▶ _MATERIAL SHOWN_
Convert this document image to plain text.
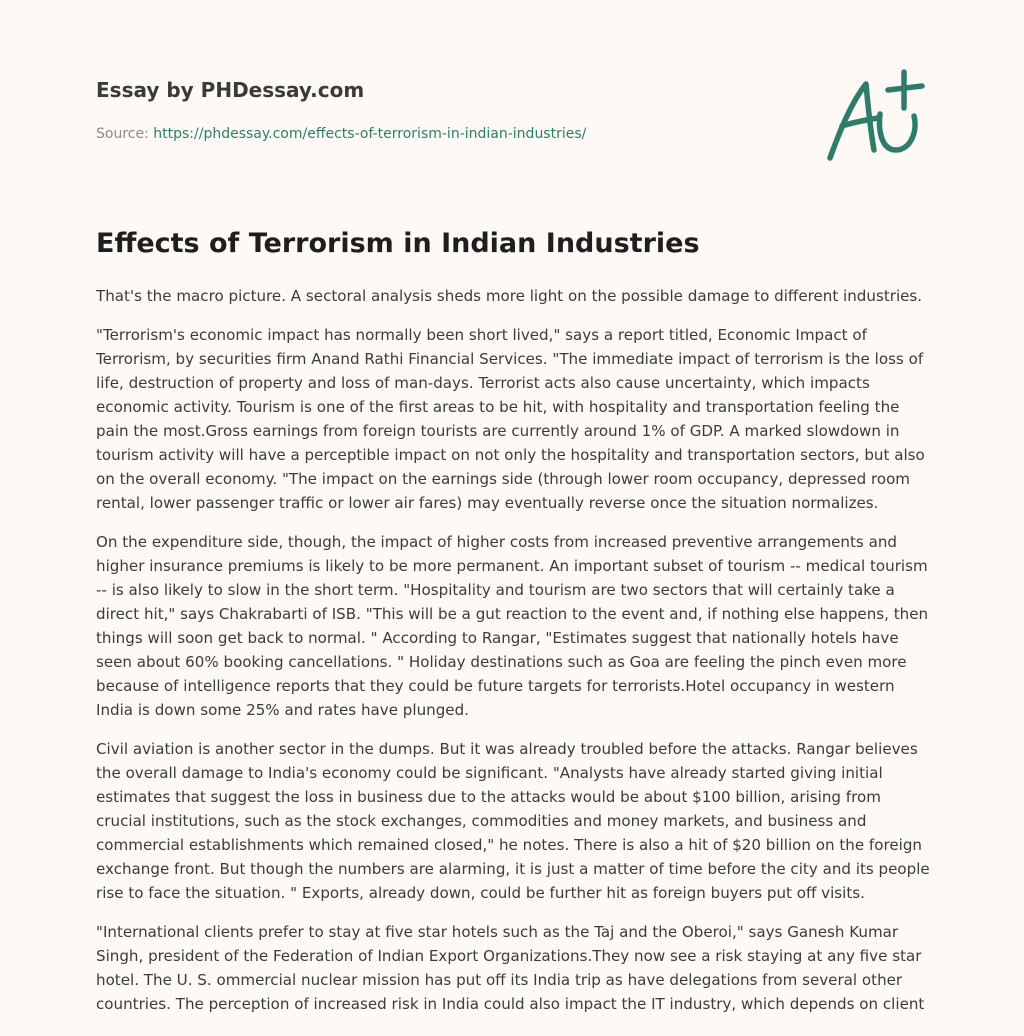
Essay by PHDessay.com
Source: https://phdessay.com/effects-of-terrorism-in-indian-industries/
Effects of Terrorism in Indian Industries

That's the macro picture. A sectoral analysis sheds more light on the possible damage to different industries.

"Terrorism's economic impact has normally been short lived," says a report titled, Economic Impact of Terrorism, by securities firm Anand Rathi Financial Services. "The immediate impact of terrorism is the loss of life, destruction of property and loss of man-days. Terrorist acts also cause uncertainty, which impacts economic activity. Tourism is one of the first areas to be hit, with hospitality and transportation feeling the pain the most.Gross earnings from foreign tourists are currently around 1% of GDP. A marked slowdown in tourism activity will have a perceptible impact on not only the hospitality and transportation sectors, but also on the overall economy. "The impact on the earnings side (through lower room occupancy, depressed room rental, lower passenger traffic or lower air fares) may eventually reverse once the situation normalizes.

On the expenditure side, though, the impact of higher costs from increased preventive arrangements and higher insurance premiums is likely to be more permanent. An important subset of tourism -- medical tourism -- is also likely to slow in the short term. "Hospitality and tourism are two sectors that will certainly take a direct hit," says Chakrabarti of ISB. "This will be a gut reaction to the event and, if nothing else happens, then things will soon get back to normal. " According to Rangar, "Estimates suggest that nationally hotels have seen about 60% booking cancellations. " Holiday destinations such as Goa are feeling the pinch even more because of intelligence reports that they could be future targets for terrorists.Hotel occupancy in western India is down some 25% and rates have plunged.

Civil aviation is another sector in the dumps. But it was already troubled before the attacks. Rangar believes the overall damage to India's economy could be significant. "Analysts have already started giving initial estimates that suggest the loss in business due to the attacks would be about $100 billion, arising from crucial institutions, such as the stock exchanges, commodities and money markets, and business and commercial establishments which remained closed," he notes. There is also a hit of $20 billion on the foreign exchange front. But though the numbers are alarming, it is just a matter of time before the city and its people rise to face the situation. " Exports, already down, could be further hit as foreign buyers put off visits.

"International clients prefer to stay at five star hotels such as the Taj and the Oberoi," says Ganesh Kumar Singh, president of the Federation of Indian Export Organizations.They now see a risk staying at any five star hotel. The U. S. ommercial nuclear mission has put off its India trip as have delegations from several other countries. The perception of increased risk in India could also impact the IT industry, which depends on client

▶ _TO DO_
Set down the material exactly, every line of it, except for the pictures.

▶ _ANSWER TO THIS TASK_
Convert this document image to plain text.
Essay by PHDessay.com
Source: https://phdessay.com/effects-of-terrorism-in-indian-industries/
Effects of Terrorism in Indian Industries

That's the macro picture. A sectoral analysis sheds more light on the possible damage to different industries.

"Terrorism's economic impact has normally been short lived," says a report titled, Economic Impact of Terrorism, by securities firm Anand Rathi Financial Services. "The immediate impact of terrorism is the loss of life, destruction of property and loss of man-days. Terrorist acts also cause uncertainty, which impacts economic activity. Tourism is one of the first areas to be hit, with hospitality and transportation feeling the pain the most.Gross earnings from foreign tourists are currently around 1% of GDP. A marked slowdown in tourism activity will have a perceptible impact on not only the hospitality and transportation sectors, but also on the overall economy. "The impact on the earnings side (through lower room occupancy, depressed room rental, lower passenger traffic or lower air fares) may eventually reverse once the situation normalizes.

On the expenditure side, though, the impact of higher costs from increased preventive arrangements and higher insurance premiums is likely to be more permanent. An important subset of tourism -- medical tourism -- is also likely to slow in the short term. "Hospitality and tourism are two sectors that will certainly take a direct hit," says Chakrabarti of ISB. "This will be a gut reaction to the event and, if nothing else happens, then things will soon get back to normal. " According to Rangar, "Estimates suggest that nationally hotels have seen about 60% booking cancellations. " Holiday destinations such as Goa are feeling the pinch even more because of intelligence reports that they could be future targets for terrorists.Hotel occupancy in western India is down some 25% and rates have plunged.

Civil aviation is another sector in the dumps. But it was already troubled before the attacks. Rangar believes the overall damage to India's economy could be significant. "Analysts have already started giving initial estimates that suggest the loss in business due to the attacks would be about $100 billion, arising from crucial institutions, such as the stock exchanges, commodities and money markets, and business and commercial establishments which remained closed," he notes. There is also a hit of $20 billion on the foreign exchange front. But though the numbers are alarming, it is just a matter of time before the city and its people rise to face the situation. " Exports, already down, could be further hit as foreign buyers put off visits.

"International clients prefer to stay at five star hotels such as the Taj and the Oberoi," says Ganesh Kumar Singh, president of the Federation of Indian Export Organizations.They now see a risk staying at any five star hotel. The U. S. ommercial nuclear mission has put off its India trip as have delegations from several other countries. The perception of increased risk in India could also impact the IT industry, which depends on client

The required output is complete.